PASSAGE TO READ:
───
# Santa knew I was a good girl aaaaand...



## Miss Pumpkin (Dec 25, 2007)

Look what he got me!

He knows me well 
	

	
	
		
		

		
			





 Aawww I love my man!













MERRY CHRISTMAS EVERYONE!!!


----------



## redambition (Dec 25, 2007)

awesome! i love the red pair, they are hot.


----------



## lsperry (Dec 25, 2007)

Ooooh....very cute shoes and very good man!! Wowza!


----------



## frocher (Dec 25, 2007)

Such cute shoes!


----------



## MAC_Whore (Dec 25, 2007)

Santa has such good taste.  Enjoy!


----------



## tsukiyomi (Dec 25, 2007)

Cute shoes!


----------



## Juneplum (Dec 25, 2007)

aye que sexy!! i love the red ones!!


----------



## MACATTAK (Dec 25, 2007)

Love the red ones!  Hot!!


----------



## *KT* (Dec 25, 2007)

*LOVE* the red ones.  Just noticed the other night my wardrobe has somehow transformed itself into a variety of red, black, and gray clothing since Fall.


----------



## glam8babe (Dec 25, 2007)
───
SUPPLIED ENTRIES:

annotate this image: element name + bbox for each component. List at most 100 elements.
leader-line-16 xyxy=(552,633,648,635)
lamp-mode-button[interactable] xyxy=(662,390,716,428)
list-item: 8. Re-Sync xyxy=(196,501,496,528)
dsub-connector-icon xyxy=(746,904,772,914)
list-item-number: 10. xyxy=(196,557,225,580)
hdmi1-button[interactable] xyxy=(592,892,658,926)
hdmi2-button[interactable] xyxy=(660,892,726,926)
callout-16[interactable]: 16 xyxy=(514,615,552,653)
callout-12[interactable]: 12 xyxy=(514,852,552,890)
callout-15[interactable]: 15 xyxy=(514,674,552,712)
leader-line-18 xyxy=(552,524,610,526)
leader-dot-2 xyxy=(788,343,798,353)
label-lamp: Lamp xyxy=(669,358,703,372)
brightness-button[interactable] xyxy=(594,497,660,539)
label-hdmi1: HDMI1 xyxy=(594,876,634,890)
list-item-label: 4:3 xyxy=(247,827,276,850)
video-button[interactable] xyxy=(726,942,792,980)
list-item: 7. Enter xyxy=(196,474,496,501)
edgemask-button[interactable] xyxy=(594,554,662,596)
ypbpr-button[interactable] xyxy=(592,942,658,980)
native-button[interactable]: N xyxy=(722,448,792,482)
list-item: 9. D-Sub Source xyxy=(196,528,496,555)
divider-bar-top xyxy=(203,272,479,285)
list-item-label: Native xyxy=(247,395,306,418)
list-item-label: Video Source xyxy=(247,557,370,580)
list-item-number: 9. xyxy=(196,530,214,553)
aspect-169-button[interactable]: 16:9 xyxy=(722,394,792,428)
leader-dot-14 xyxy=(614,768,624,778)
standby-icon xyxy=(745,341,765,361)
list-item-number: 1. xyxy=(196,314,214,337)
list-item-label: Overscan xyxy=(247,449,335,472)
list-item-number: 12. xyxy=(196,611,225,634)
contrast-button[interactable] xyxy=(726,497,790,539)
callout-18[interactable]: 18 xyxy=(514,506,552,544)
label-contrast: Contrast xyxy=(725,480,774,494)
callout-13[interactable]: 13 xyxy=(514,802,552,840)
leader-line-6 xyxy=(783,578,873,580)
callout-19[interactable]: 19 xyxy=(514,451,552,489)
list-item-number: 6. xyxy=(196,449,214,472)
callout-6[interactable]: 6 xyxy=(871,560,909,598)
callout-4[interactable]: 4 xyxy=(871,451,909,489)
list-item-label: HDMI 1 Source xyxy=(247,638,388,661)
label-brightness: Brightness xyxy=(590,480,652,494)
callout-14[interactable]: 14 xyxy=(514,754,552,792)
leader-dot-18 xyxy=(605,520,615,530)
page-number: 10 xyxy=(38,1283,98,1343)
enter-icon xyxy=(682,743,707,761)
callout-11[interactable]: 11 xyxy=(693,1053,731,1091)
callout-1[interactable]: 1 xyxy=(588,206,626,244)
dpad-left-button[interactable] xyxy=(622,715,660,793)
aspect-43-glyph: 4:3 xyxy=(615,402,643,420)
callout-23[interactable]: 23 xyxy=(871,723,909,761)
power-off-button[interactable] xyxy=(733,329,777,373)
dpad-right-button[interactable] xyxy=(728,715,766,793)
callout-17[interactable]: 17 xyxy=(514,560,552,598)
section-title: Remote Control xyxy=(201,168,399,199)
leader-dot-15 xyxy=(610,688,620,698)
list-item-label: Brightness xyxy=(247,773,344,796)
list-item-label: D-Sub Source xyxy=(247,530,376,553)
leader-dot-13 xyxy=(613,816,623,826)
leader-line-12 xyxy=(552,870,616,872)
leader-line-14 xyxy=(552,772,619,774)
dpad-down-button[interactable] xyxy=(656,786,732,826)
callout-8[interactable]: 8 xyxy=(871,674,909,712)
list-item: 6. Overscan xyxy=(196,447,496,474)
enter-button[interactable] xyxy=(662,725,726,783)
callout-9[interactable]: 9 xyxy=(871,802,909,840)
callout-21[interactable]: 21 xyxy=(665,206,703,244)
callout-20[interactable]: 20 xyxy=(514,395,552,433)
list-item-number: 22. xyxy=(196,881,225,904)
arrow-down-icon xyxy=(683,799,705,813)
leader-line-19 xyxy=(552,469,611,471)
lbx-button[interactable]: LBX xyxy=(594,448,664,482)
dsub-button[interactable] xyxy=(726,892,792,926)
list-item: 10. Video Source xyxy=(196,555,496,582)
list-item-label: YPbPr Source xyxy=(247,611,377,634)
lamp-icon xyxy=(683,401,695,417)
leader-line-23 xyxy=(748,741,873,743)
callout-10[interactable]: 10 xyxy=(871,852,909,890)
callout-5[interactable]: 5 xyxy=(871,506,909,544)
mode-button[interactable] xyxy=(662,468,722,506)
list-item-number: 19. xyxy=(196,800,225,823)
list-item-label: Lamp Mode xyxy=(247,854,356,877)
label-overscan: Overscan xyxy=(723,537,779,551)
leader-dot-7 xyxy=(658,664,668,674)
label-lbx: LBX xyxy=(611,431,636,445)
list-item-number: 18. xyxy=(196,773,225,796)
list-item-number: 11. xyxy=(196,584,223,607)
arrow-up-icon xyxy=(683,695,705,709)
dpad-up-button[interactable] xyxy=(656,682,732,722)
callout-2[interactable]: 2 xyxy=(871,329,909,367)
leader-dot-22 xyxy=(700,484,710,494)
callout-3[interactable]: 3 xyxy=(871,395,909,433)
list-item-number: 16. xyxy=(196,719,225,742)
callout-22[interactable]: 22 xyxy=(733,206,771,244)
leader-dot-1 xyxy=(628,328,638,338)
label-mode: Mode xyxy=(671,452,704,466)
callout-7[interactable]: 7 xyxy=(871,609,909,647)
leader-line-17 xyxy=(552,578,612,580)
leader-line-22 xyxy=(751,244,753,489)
───
GIVEN EXERCISE: Continue the forum thread about the Christmas shoes, which appears above the records, from its last line.

RESULT FOR THIS EXERCISE:
wow those red ones are hot! and others are soo cute


----------



## nibjet (Dec 25, 2007)

those are awesome!


----------



## alien21xx (Dec 25, 2007)

Santa has awesome taste in shoes! If you don't mind me asking, what's the brand of the black one? You totally got me curious.


----------



## a7xforlife (Dec 25, 2007)

Awesome shoes!

The red ones are HOT!!


----------



## missmacqtr (Dec 26, 2007)

hot!
enjoy


----------



## CandyKisses1018 (Dec 28, 2007)

sooo cute!


----------



## BRYNN013 (Dec 28, 2007)

OMG those are so sexy I want to cry.


----------



## knoxydoll (Dec 28, 2007)

Those red one are delicious. Excuse me while I go change my pants


----------



## hrdruian (Dec 28, 2007)

Yes, the red ones are amazing!!!!  well done, dear!


----------



## kimmy (Dec 29, 2007)

damn those are some fine shoes! i love the red ones.


----------



## purrtykitty (Dec 29, 2007)

Sexxxayyy!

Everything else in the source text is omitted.